WHAT YOU WILL DO: Locate every line that holds the string "this" and copy it.

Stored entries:

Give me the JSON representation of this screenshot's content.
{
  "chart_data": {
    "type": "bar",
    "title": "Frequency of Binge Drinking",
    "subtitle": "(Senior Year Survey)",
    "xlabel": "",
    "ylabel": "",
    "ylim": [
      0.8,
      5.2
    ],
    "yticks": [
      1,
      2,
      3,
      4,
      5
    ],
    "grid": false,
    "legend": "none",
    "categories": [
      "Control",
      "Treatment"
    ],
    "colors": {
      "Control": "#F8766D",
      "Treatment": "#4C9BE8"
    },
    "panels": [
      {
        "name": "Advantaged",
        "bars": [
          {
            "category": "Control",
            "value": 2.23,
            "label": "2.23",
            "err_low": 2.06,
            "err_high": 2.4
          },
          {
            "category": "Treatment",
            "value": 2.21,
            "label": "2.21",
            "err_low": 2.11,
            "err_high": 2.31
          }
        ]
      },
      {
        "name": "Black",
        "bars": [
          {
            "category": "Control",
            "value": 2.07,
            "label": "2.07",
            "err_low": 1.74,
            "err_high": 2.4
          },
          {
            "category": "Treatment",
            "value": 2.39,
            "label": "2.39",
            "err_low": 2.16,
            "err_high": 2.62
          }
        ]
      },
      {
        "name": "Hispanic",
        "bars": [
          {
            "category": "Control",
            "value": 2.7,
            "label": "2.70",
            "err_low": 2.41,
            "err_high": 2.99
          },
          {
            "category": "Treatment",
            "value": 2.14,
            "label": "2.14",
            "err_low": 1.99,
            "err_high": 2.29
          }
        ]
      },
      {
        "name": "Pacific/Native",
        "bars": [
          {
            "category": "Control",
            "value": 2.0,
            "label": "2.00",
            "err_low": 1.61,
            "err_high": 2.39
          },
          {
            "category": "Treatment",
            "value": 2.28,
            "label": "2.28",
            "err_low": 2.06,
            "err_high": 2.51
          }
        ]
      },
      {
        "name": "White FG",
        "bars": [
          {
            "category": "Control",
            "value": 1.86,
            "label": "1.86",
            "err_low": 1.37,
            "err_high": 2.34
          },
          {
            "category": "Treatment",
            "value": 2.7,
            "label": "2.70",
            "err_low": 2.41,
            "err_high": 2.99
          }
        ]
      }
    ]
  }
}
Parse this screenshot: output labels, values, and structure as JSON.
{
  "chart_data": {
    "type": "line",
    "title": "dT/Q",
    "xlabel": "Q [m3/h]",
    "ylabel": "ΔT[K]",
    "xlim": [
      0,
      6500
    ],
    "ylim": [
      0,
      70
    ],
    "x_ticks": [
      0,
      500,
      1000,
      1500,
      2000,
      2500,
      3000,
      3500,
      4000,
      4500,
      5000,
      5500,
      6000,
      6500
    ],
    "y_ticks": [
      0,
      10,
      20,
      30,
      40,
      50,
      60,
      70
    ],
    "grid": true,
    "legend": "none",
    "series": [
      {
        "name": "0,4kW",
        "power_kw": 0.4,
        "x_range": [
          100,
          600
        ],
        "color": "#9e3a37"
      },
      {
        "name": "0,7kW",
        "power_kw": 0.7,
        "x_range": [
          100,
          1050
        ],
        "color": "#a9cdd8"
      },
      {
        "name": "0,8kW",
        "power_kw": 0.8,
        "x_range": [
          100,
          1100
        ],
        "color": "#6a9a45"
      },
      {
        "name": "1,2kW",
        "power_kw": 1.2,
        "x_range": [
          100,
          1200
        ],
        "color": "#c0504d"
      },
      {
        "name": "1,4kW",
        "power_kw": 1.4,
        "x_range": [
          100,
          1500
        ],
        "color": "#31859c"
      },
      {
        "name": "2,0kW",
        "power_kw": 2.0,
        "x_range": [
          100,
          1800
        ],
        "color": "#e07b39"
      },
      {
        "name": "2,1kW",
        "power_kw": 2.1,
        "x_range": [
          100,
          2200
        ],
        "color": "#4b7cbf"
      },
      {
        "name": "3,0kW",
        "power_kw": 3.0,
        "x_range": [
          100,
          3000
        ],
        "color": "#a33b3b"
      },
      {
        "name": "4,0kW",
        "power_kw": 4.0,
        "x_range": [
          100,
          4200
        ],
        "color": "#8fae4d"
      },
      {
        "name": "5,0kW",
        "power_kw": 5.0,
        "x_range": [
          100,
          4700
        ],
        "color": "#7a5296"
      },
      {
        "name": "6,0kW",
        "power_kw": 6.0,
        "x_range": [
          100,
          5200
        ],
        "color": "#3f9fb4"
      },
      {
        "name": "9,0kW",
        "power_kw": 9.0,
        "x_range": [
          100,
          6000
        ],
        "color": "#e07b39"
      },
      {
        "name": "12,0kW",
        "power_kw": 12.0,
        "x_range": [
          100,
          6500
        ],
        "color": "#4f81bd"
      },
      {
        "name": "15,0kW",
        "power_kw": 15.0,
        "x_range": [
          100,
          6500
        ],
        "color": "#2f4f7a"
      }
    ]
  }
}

THE RESULT:
Give me the JSON representation of this screenshot's content.
Parse this screenshot: output labels, values, and structure as JSON.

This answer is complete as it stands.